Instruction =>
Return the records below from the line containing "Read out every word on this page." onward, exactly, through and including the last line.

Data lines =>
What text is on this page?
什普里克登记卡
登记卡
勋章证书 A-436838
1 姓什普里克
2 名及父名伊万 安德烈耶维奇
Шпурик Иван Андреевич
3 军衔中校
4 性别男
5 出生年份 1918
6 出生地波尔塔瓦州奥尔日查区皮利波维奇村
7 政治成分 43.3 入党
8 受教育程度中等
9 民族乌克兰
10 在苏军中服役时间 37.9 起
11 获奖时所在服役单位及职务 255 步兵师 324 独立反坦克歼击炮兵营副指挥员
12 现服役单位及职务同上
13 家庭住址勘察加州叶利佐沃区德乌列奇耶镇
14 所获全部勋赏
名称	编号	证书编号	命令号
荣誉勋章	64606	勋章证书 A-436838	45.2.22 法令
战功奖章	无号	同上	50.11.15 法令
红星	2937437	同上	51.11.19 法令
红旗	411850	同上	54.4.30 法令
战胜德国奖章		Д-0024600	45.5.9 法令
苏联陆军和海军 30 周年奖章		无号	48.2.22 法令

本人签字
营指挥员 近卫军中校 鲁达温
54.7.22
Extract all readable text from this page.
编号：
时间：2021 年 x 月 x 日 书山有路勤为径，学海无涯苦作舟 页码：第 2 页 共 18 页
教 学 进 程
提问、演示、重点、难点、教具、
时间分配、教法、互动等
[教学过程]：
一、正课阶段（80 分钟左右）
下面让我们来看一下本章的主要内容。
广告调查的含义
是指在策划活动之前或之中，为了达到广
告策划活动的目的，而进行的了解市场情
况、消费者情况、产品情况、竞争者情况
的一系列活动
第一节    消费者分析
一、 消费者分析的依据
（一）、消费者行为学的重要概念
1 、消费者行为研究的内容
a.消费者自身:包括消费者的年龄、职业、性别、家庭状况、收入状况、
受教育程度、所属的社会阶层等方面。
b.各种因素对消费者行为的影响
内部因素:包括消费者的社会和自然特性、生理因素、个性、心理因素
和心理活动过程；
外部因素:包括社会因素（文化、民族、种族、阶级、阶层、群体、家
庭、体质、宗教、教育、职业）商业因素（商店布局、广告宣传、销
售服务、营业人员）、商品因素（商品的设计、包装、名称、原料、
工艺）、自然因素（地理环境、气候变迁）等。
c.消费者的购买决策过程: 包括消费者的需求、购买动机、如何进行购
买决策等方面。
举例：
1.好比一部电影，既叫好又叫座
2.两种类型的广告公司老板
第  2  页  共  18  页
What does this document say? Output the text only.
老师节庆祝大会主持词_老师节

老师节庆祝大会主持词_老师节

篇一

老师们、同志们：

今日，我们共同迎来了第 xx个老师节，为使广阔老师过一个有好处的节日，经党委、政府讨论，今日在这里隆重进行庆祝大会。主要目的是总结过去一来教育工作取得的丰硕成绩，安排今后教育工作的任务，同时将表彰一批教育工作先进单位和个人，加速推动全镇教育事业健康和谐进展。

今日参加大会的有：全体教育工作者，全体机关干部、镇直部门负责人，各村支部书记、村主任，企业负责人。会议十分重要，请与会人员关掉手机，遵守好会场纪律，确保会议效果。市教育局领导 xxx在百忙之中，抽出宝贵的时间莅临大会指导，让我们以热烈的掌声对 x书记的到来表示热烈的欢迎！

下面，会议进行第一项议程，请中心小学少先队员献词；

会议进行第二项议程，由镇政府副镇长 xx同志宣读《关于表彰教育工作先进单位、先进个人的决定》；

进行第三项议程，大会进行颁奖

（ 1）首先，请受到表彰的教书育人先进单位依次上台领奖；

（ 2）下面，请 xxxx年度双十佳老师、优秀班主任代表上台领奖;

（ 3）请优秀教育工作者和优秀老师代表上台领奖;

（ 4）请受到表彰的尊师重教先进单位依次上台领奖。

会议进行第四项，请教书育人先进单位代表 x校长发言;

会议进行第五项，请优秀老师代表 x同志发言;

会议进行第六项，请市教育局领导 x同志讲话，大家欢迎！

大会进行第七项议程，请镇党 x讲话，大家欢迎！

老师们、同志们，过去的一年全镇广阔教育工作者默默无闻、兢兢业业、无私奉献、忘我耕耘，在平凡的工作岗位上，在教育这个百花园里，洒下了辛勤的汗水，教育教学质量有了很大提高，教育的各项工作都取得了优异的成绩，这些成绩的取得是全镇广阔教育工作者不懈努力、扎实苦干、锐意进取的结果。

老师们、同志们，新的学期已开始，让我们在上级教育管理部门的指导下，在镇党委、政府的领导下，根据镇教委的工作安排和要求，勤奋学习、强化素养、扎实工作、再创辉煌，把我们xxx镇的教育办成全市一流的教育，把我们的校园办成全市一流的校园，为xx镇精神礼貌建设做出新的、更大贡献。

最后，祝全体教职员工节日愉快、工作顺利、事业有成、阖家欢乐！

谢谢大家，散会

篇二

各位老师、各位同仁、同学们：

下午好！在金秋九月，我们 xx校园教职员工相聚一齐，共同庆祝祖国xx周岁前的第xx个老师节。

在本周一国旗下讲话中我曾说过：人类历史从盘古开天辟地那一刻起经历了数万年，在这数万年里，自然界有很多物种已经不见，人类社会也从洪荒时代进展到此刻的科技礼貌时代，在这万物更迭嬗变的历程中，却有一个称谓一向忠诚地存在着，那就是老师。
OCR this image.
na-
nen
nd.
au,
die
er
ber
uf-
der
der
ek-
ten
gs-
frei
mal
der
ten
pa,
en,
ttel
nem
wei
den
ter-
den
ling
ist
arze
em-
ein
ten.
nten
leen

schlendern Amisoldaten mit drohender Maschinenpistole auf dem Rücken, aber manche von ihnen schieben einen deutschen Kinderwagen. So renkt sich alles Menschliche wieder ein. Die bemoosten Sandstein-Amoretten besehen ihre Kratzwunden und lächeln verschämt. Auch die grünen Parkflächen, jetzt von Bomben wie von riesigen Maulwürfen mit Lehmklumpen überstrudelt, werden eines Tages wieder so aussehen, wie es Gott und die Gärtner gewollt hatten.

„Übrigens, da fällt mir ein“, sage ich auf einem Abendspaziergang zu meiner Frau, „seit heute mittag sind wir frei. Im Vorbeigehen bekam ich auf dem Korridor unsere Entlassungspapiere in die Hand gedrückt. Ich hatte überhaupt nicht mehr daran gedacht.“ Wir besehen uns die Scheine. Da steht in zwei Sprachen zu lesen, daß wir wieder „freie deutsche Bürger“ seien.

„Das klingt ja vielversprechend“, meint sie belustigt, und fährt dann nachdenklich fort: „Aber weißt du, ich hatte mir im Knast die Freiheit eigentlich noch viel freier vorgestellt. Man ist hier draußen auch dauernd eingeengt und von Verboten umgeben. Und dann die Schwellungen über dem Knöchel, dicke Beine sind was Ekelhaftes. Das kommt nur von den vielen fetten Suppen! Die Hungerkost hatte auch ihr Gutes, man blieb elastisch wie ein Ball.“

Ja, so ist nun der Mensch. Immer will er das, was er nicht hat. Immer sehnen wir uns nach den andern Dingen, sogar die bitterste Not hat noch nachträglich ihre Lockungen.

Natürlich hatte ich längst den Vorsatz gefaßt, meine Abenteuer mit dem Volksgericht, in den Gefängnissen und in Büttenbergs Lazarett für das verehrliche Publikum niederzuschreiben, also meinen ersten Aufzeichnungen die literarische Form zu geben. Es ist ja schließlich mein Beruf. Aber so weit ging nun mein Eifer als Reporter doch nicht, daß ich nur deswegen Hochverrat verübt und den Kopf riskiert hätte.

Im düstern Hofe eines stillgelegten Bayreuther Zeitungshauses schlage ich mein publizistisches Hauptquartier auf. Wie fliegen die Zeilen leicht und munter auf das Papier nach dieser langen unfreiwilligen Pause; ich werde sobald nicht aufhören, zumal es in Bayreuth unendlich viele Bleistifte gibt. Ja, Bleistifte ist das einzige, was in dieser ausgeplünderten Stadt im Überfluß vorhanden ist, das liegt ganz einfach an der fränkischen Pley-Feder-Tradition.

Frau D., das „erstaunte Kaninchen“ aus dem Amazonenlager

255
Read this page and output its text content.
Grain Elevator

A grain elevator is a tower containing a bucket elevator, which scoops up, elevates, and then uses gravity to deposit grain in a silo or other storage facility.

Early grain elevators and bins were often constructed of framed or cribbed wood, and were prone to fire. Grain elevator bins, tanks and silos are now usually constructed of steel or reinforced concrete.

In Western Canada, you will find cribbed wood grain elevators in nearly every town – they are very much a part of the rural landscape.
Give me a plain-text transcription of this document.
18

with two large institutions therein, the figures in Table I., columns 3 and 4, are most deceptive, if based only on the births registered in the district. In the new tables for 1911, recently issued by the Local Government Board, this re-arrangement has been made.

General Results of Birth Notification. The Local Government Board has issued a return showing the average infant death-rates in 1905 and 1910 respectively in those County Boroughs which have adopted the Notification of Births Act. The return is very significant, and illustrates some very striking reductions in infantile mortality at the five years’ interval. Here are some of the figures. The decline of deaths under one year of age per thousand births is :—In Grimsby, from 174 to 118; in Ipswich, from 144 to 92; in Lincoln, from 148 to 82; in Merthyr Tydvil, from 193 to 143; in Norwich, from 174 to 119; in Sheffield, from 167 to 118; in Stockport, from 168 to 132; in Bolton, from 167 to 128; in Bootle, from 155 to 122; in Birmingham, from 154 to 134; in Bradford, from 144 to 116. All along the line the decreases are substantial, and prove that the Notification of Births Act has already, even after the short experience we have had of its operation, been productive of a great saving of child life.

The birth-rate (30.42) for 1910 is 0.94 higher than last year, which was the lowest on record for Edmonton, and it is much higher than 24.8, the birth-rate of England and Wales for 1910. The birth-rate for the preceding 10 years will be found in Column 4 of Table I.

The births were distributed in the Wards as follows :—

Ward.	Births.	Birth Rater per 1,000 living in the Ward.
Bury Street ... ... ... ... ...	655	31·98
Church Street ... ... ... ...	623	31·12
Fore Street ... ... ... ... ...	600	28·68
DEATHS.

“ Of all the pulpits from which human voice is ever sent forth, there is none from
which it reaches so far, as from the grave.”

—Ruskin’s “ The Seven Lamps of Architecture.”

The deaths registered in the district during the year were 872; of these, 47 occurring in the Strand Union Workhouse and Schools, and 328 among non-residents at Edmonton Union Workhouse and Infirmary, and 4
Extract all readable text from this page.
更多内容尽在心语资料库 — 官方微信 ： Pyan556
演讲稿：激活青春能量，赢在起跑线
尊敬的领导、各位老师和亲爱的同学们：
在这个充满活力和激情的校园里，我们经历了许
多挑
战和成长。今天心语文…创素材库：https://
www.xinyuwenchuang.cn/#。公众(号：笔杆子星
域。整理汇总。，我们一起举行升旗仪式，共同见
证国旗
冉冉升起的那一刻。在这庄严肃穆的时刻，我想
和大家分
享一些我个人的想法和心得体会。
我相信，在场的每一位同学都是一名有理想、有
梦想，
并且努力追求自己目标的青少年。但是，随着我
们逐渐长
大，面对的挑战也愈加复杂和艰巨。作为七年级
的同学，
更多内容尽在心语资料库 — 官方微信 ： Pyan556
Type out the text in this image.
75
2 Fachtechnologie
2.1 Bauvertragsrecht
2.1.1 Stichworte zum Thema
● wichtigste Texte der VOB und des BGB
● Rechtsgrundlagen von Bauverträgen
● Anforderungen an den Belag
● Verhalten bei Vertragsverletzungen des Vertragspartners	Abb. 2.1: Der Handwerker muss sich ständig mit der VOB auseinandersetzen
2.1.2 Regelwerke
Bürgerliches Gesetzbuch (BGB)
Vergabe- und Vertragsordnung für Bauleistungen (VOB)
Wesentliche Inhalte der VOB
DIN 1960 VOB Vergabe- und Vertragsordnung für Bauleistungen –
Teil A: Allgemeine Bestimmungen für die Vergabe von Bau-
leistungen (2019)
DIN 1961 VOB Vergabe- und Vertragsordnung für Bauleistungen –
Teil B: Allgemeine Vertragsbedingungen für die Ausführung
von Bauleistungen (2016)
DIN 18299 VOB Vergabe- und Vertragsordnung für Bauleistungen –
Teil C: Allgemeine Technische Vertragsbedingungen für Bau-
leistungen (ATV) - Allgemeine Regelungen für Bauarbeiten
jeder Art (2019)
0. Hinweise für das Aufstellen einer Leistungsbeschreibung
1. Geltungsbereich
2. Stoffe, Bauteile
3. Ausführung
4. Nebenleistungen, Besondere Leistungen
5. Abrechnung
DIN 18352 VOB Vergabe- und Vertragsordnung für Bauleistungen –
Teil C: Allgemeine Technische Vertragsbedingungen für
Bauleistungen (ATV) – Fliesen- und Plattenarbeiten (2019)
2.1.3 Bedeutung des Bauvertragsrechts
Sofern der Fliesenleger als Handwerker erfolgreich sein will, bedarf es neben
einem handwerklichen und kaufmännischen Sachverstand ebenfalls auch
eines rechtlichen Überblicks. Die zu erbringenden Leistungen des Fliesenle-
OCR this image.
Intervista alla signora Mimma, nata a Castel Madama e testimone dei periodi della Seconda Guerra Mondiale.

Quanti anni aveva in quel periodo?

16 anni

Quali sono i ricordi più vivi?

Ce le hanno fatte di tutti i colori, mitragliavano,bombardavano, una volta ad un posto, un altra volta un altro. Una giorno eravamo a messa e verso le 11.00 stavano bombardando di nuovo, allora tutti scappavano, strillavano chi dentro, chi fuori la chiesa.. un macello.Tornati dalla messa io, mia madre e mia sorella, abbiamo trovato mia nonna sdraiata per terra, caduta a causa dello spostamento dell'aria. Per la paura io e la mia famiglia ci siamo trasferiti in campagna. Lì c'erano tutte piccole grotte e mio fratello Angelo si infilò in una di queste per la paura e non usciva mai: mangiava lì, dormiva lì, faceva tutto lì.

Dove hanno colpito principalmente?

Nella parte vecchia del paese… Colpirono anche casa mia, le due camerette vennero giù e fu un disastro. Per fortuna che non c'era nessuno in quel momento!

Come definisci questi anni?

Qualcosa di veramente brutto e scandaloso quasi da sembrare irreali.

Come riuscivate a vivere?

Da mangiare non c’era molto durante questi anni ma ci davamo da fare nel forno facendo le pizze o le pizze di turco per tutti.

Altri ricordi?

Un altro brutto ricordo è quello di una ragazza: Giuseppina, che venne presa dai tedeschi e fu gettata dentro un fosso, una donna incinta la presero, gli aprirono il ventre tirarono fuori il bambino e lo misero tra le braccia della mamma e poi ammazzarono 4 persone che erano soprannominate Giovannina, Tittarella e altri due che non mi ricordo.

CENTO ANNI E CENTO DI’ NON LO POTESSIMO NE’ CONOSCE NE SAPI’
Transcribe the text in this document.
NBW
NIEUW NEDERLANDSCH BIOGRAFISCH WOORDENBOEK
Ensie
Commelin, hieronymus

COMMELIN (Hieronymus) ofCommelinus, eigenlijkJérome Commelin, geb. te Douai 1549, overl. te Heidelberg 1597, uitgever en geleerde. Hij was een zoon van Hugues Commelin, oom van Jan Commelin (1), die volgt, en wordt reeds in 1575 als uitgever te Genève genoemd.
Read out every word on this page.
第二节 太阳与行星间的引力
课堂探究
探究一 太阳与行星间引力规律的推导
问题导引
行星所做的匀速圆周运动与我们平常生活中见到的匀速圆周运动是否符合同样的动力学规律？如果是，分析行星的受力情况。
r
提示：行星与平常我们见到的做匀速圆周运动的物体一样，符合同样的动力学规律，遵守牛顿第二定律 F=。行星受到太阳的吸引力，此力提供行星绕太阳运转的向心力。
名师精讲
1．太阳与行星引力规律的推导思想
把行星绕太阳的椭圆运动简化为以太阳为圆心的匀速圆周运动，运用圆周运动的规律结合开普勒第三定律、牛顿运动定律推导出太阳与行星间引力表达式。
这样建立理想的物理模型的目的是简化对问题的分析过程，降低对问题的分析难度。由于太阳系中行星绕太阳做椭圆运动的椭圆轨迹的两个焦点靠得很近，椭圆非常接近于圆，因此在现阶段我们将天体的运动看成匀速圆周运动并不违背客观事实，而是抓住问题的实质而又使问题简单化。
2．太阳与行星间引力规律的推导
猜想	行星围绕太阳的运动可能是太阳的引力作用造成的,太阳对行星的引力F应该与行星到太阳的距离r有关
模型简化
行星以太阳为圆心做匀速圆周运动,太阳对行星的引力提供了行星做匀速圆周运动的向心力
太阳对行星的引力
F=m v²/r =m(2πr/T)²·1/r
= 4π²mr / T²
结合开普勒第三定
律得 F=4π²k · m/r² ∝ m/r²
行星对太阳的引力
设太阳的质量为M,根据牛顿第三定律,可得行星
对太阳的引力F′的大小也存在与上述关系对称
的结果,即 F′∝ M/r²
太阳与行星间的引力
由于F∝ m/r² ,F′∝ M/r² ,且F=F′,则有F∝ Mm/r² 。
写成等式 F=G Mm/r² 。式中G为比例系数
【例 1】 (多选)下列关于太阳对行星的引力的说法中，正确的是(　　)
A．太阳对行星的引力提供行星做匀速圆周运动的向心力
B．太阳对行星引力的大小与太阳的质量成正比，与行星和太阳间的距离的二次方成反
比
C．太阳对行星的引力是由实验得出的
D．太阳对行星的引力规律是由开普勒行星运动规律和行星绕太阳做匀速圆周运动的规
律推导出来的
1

Correct result =>
Read out every word on this page.
第二节 太阳与行星间的引力
课堂探究
探究一 太阳与行星间引力规律的推导
问题导引
行星所做的匀速圆周运动与我们平常生活中见到的匀速圆周运动是否符合同样的动力学规律？如果是，分析行星的受力情况。
r
提示：行星与平常我们见到的做匀速圆周运动的物体一样，符合同样的动力学规律，遵守牛顿第二定律 F=。行星受到太阳的吸引力，此力提供行星绕太阳运转的向心力。
名师精讲
1．太阳与行星引力规律的推导思想
把行星绕太阳的椭圆运动简化为以太阳为圆心的匀速圆周运动，运用圆周运动的规律结合开普勒第三定律、牛顿运动定律推导出太阳与行星间引力表达式。
这样建立理想的物理模型的目的是简化对问题的分析过程，降低对问题的分析难度。由于太阳系中行星绕太阳做椭圆运动的椭圆轨迹的两个焦点靠得很近，椭圆非常接近于圆，因此在现阶段我们将天体的运动看成匀速圆周运动并不违背客观事实，而是抓住问题的实质而又使问题简单化。
2．太阳与行星间引力规律的推导
猜想	行星围绕太阳的运动可能是太阳的引力作用造成的,太阳对行星的引力F应该与行星到太阳的距离r有关
模型简化
行星以太阳为圆心做匀速圆周运动,太阳对行星的引力提供了行星做匀速圆周运动的向心力
太阳对行星的引力
F=m v²/r =m(2πr/T)²·1/r
= 4π²mr / T²
结合开普勒第三定
律得 F=4π²k · m/r² ∝ m/r²
行星对太阳的引力
设太阳的质量为M,根据牛顿第三定律,可得行星
对太阳的引力F′的大小也存在与上述关系对称
的结果,即 F′∝ M/r²
太阳与行星间的引力
由于F∝ m/r² ,F′∝ M/r² ,且F=F′,则有F∝ Mm/r² 。
写成等式 F=G Mm/r² 。式中G为比例系数
【例 1】 (多选)下列关于太阳对行星的引力的说法中，正确的是(　　)
A．太阳对行星的引力提供行星做匀速圆周运动的向心力
B．太阳对行星引力的大小与太阳的质量成正比，与行星和太阳间的距离的二次方成反
比
C．太阳对行星的引力是由实验得出的
D．太阳对行星的引力规律是由开普勒行星运动规律和行星绕太阳做匀速圆周运动的规
律推导出来的
1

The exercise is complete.